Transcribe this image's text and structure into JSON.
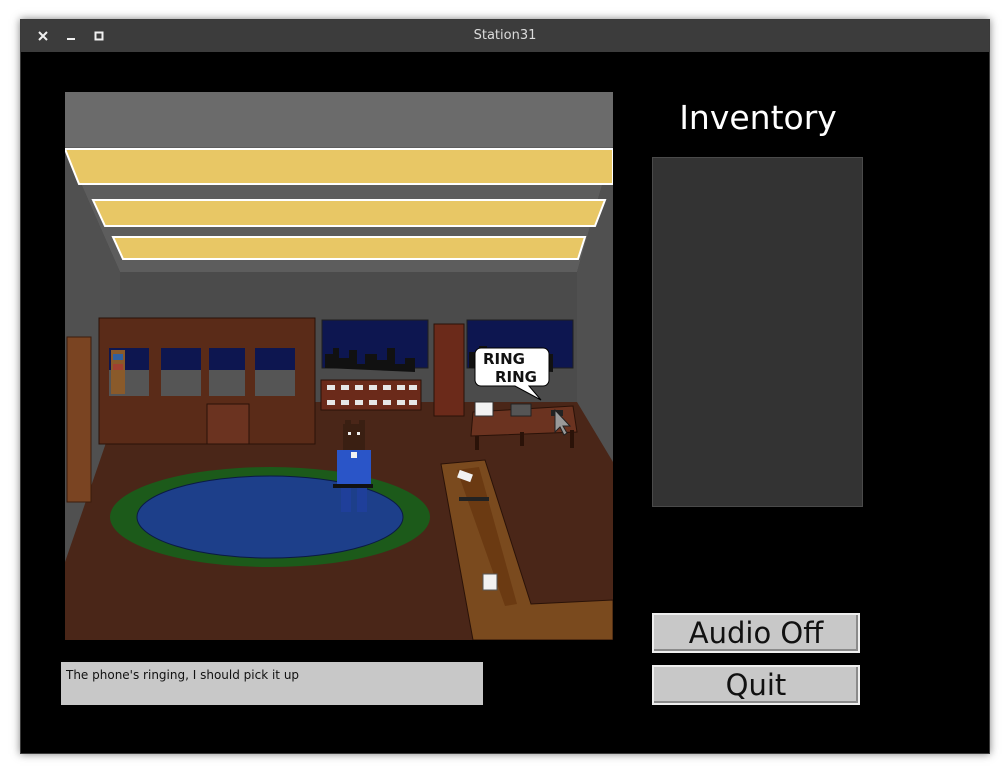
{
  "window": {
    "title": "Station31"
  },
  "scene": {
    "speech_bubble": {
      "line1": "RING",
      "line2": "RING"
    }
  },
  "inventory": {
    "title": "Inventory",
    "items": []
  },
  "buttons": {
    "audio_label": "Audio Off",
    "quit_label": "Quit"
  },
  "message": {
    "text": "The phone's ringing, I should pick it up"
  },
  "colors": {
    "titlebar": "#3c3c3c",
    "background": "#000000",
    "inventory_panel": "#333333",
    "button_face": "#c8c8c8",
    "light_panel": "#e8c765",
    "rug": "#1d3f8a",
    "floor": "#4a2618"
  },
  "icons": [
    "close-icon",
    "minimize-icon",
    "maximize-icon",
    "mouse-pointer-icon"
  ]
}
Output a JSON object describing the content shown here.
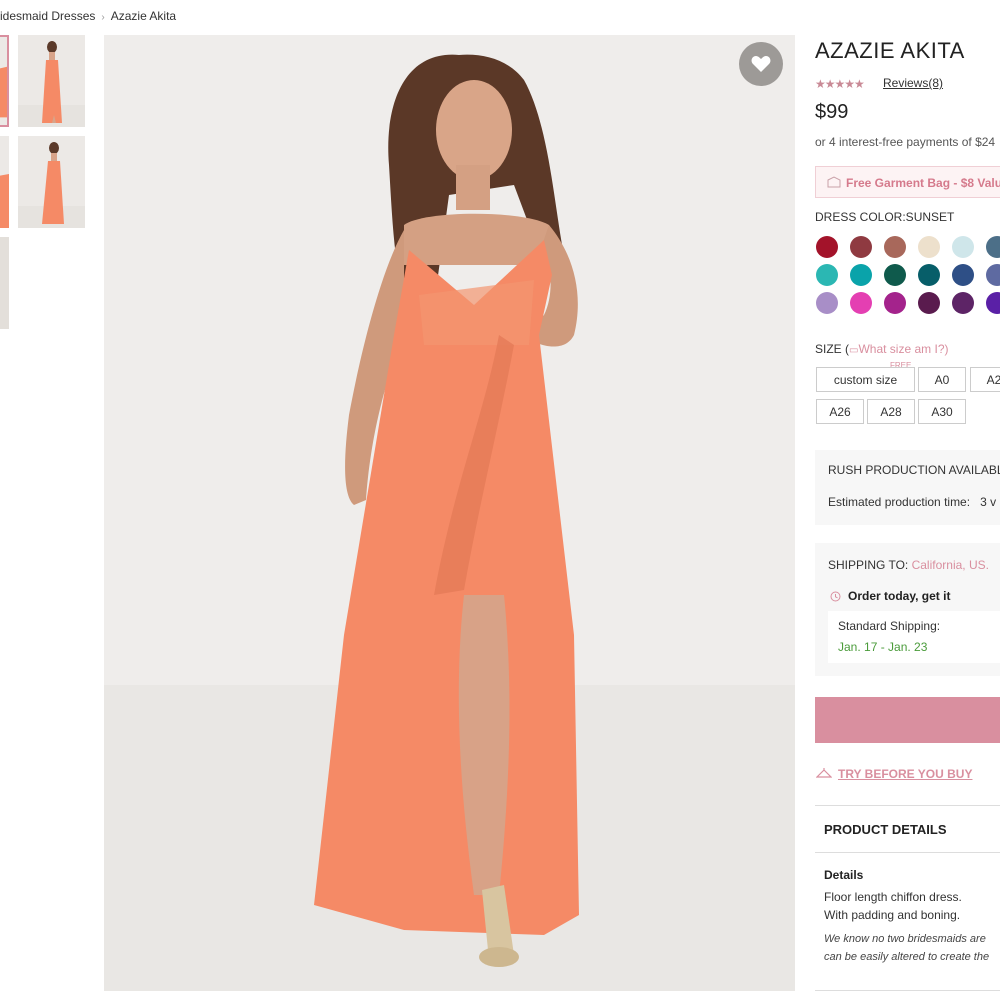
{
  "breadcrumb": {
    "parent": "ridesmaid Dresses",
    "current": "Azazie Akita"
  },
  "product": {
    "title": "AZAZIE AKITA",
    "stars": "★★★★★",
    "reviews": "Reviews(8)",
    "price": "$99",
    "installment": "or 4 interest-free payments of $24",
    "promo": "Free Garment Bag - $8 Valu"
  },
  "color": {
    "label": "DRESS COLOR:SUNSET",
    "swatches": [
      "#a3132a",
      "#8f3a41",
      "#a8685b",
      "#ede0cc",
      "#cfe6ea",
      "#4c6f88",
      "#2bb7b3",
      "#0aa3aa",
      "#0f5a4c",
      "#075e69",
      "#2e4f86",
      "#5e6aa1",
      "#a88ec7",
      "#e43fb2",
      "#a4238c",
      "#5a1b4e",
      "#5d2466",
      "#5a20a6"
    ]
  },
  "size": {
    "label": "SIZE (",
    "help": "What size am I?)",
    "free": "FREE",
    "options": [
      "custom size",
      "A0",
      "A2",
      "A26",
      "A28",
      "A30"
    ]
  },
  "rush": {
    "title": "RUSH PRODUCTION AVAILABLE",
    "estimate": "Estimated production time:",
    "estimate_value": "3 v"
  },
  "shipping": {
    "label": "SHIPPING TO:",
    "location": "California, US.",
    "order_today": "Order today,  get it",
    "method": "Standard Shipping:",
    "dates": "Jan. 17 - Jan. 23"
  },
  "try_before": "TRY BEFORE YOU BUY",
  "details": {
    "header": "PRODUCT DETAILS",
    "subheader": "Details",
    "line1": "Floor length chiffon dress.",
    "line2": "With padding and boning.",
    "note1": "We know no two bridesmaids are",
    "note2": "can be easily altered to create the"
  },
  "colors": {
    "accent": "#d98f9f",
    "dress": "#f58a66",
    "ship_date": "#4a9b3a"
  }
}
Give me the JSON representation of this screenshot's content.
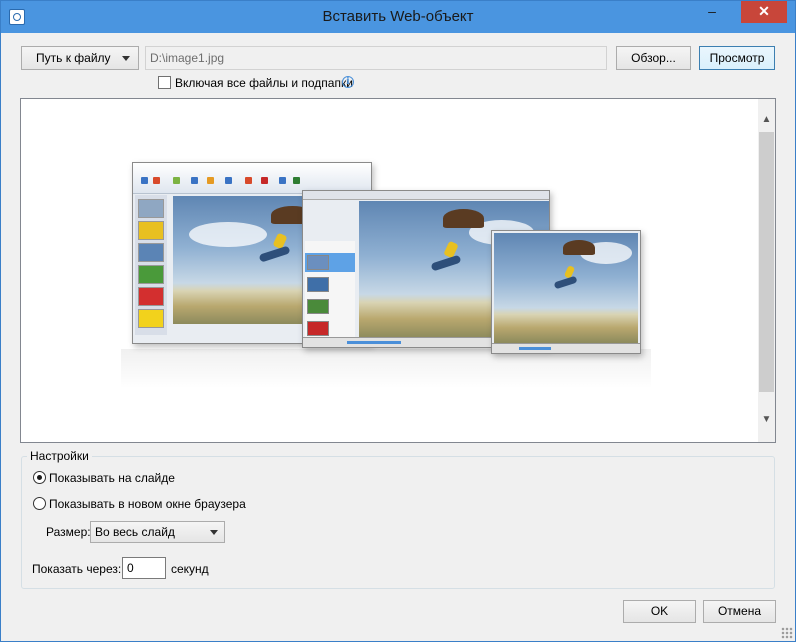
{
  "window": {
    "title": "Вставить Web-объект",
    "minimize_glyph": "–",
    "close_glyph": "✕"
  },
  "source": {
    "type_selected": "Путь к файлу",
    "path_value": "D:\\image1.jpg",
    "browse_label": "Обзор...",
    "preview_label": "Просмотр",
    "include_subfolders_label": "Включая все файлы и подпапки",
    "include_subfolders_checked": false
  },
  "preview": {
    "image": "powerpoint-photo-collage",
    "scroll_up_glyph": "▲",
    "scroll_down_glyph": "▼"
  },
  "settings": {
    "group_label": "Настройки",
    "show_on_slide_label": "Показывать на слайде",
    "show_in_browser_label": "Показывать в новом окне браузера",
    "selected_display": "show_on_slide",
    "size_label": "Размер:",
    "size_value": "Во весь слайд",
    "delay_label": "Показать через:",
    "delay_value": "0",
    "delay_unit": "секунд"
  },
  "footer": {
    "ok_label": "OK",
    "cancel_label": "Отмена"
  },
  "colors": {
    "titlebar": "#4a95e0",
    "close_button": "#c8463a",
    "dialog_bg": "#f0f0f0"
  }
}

# # # #

## [Task objective]
Transcribe the preceding listing in its entirety and with exact wording, leaving out pictures.

## [Response]
Transcribe this image's text and structure into JSON.
{
  "window": {
    "title": "Station31"
  },
  "scene": {
    "speech_bubble": {
      "line1": "RING",
      "line2": "RING"
    }
  },
  "inventory": {
    "title": "Inventory",
    "items": []
  },
  "buttons": {
    "audio_label": "Audio Off",
    "quit_label": "Quit"
  },
  "message": {
    "text": "The phone's ringing, I should pick it up"
  },
  "colors": {
    "titlebar": "#3c3c3c",
    "background": "#000000",
    "inventory_panel": "#333333",
    "button_face": "#c8c8c8",
    "light_panel": "#e8c765",
    "rug": "#1d3f8a",
    "floor": "#4a2618"
  },
  "icons": [
    "close-icon",
    "minimize-icon",
    "maximize-icon",
    "mouse-pointer-icon"
  ]
}
Output a JSON object describing the content shown here.
{
  "breadcrumb": {
    "parent": "ridesmaid Dresses",
    "current": "Azazie Akita"
  },
  "product": {
    "title": "AZAZIE AKITA",
    "stars": "★★★★★",
    "reviews": "Reviews(8)",
    "price": "$99",
    "installment": "or 4 interest-free payments of $24",
    "promo": "Free Garment Bag - $8 Valu"
  },
  "color": {
    "label": "DRESS COLOR:SUNSET",
    "swatches": [
      "#a3132a",
      "#8f3a41",
      "#a8685b",
      "#ede0cc",
      "#cfe6ea",
      "#4c6f88",
      "#2bb7b3",
      "#0aa3aa",
      "#0f5a4c",
      "#075e69",
      "#2e4f86",
      "#5e6aa1",
      "#a88ec7",
      "#e43fb2",
      "#a4238c",
      "#5a1b4e",
      "#5d2466",
      "#5a20a6"
    ]
  },
  "size": {
    "label": "SIZE (",
    "help": "What size am I?)",
    "free": "FREE",
    "options": [
      "custom size",
      "A0",
      "A2",
      "A26",
      "A28",
      "A30"
    ]
  },
  "rush": {
    "title": "RUSH PRODUCTION AVAILABLE",
    "estimate": "Estimated production time:",
    "estimate_value": "3 v"
  },
  "shipping": {
    "label": "SHIPPING TO:",
    "location": "California, US.",
    "order_today": "Order today,  get it",
    "method": "Standard Shipping:",
    "dates": "Jan. 17 - Jan. 23"
  },
  "try_before": "TRY BEFORE YOU BUY",
  "details": {
    "header": "PRODUCT DETAILS",
    "subheader": "Details",
    "line1": "Floor length chiffon dress.",
    "line2": "With padding and boning.",
    "note1": "We know no two bridesmaids are",
    "note2": "can be easily altered to create the"
  },
  "colors": {
    "accent": "#d98f9f",
    "dress": "#f58a66",
    "ship_date": "#4a9b3a"
  }
}
Give me the JSON representation of this screenshot's content.
{
  "window": {
    "title": "Вставить Web-объект",
    "minimize_glyph": "–",
    "close_glyph": "✕"
  },
  "source": {
    "type_selected": "Путь к файлу",
    "path_value": "D:\\image1.jpg",
    "browse_label": "Обзор...",
    "preview_label": "Просмотр",
    "include_subfolders_label": "Включая все файлы и подпапки",
    "include_subfolders_checked": false
  },
  "preview": {
    "image": "powerpoint-photo-collage",
    "scroll_up_glyph": "▲",
    "scroll_down_glyph": "▼"
  },
  "settings": {
    "group_label": "Настройки",
    "show_on_slide_label": "Показывать на слайде",
    "show_in_browser_label": "Показывать в новом окне браузера",
    "selected_display": "show_on_slide",
    "size_label": "Размер:",
    "size_value": "Во весь слайд",
    "delay_label": "Показать через:",
    "delay_value": "0",
    "delay_unit": "секунд"
  },
  "footer": {
    "ok_label": "OK",
    "cancel_label": "Отмена"
  },
  "colors": {
    "titlebar": "#4a95e0",
    "close_button": "#c8463a",
    "dialog_bg": "#f0f0f0"
  }
}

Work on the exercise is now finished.